- Objective:
Select from the data all lines with the word "ANTALYA".

- Records to process:
______________________________

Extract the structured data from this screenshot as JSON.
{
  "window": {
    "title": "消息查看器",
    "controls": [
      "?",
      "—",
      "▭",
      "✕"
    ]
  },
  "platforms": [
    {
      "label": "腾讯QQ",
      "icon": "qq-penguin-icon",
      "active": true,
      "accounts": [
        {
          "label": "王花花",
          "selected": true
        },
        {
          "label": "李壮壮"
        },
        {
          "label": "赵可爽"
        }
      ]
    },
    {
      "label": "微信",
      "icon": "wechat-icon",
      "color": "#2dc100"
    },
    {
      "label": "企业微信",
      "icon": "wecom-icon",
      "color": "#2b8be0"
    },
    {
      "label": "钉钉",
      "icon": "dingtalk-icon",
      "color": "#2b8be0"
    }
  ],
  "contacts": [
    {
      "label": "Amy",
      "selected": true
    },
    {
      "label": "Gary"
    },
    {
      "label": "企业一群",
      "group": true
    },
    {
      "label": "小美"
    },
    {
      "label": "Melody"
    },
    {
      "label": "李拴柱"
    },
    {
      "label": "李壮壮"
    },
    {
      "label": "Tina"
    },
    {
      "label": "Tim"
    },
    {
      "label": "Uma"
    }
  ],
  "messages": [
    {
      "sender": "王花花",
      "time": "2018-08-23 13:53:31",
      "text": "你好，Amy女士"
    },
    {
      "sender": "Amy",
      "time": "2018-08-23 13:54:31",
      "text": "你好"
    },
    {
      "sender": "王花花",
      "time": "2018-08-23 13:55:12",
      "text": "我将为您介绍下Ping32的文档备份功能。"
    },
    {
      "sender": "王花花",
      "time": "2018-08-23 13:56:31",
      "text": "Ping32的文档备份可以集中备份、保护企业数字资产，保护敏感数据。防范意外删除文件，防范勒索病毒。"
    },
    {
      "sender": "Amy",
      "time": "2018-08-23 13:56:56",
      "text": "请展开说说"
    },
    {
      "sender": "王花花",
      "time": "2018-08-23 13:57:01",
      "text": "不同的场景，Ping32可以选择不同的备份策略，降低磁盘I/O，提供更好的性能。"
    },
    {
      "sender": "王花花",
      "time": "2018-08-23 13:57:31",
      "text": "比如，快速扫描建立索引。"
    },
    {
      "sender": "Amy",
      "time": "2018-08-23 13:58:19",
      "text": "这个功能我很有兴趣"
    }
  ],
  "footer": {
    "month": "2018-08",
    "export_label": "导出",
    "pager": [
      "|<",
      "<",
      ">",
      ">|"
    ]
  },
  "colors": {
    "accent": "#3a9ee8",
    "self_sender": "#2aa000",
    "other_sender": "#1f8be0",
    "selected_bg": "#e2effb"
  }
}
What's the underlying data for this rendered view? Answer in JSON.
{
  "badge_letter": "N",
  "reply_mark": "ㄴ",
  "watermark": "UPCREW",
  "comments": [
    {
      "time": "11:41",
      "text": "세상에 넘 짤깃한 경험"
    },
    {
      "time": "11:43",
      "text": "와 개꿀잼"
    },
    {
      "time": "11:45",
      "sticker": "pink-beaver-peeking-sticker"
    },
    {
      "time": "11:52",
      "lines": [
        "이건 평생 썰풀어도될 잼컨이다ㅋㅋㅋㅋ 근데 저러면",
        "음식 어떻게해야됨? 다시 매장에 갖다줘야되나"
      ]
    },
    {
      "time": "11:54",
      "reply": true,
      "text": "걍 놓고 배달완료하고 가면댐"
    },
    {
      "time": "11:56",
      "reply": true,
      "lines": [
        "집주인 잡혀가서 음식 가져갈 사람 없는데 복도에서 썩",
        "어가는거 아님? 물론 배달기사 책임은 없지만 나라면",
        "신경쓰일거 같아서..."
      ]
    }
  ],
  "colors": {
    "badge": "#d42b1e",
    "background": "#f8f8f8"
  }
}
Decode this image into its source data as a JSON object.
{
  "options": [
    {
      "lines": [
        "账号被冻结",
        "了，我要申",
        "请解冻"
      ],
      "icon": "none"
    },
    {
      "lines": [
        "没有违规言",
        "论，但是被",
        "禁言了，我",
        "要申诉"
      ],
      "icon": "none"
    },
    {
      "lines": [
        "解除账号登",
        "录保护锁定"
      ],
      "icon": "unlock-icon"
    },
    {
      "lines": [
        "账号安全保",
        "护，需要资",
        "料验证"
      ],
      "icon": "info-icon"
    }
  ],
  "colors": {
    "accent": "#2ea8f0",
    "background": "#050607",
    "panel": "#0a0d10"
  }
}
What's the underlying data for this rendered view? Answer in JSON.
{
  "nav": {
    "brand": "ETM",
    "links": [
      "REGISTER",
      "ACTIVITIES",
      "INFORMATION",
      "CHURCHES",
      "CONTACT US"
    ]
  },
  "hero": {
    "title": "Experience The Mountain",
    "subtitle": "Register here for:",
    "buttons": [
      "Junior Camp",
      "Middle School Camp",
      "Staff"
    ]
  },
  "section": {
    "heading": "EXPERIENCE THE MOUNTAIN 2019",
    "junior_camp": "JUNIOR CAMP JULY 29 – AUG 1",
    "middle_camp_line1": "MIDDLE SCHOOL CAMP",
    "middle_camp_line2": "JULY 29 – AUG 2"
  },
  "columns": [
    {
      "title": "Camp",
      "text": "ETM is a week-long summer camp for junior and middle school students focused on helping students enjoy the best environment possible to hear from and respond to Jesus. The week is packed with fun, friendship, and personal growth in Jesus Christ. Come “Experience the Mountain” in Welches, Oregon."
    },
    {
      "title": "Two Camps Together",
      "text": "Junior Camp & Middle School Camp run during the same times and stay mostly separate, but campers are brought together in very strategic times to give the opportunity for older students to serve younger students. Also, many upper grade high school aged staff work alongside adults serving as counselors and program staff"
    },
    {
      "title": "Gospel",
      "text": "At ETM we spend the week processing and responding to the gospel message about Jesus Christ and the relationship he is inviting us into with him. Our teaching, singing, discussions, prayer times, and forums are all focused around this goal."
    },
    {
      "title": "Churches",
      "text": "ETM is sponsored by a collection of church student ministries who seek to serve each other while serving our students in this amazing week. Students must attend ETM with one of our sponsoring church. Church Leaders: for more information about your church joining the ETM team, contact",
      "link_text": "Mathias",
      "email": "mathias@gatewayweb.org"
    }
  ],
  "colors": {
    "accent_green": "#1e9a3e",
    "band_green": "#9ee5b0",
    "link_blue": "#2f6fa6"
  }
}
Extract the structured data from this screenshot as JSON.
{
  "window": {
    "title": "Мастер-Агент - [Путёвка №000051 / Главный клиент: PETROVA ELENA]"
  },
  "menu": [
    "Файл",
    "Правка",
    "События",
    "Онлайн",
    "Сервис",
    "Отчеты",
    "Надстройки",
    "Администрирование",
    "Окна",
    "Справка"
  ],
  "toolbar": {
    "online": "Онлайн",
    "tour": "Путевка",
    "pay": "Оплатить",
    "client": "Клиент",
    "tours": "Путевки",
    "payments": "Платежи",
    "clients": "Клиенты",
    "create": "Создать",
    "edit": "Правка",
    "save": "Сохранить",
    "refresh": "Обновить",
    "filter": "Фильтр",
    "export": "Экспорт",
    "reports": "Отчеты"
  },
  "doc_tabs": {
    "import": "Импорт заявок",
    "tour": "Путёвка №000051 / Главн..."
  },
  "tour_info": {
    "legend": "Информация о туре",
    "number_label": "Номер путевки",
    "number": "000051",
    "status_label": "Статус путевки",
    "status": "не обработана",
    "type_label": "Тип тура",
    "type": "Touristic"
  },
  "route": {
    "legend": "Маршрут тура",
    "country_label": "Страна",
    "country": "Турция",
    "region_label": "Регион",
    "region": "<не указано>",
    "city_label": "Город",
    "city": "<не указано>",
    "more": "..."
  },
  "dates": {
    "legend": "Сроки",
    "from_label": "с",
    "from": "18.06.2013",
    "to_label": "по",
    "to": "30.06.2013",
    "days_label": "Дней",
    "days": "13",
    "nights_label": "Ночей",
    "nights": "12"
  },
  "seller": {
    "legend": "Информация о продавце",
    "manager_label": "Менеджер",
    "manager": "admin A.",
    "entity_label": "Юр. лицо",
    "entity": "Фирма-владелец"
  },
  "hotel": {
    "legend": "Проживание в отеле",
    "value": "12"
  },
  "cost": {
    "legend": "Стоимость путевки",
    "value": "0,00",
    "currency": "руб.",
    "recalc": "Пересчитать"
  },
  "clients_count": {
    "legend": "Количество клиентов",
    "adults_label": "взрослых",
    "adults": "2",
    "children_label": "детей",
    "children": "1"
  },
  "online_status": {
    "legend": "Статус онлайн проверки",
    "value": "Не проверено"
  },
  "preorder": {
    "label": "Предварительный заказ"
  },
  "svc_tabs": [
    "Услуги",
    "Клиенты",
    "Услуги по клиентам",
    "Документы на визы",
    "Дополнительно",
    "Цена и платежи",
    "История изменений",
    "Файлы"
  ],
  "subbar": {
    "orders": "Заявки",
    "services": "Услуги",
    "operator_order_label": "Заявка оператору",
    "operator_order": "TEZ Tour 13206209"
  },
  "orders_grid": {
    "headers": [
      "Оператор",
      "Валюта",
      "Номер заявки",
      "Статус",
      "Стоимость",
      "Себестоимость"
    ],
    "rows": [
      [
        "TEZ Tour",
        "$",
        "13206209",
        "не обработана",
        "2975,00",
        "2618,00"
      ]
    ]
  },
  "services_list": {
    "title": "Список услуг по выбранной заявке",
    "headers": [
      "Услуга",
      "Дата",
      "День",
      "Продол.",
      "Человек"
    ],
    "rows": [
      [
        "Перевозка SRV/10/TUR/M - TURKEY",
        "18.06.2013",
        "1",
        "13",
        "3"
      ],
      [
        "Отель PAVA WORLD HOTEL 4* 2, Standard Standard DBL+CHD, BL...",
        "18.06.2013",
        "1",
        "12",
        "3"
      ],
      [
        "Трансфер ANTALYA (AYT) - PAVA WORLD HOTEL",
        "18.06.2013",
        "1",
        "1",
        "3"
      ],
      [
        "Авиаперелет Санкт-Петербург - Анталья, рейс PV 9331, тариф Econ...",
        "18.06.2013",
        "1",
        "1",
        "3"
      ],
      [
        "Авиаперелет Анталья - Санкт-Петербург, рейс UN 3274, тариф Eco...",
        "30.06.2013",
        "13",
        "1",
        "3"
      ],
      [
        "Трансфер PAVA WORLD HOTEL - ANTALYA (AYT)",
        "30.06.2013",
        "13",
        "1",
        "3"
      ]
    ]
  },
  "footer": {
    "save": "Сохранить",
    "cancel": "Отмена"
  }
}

______________________________

- Solution to this exercise:
        "Трансфер ANTALYA (AYT) - PAVA WORLD HOTEL",
        "Трансфер PAVA WORLD HOTEL - ANTALYA (AYT)",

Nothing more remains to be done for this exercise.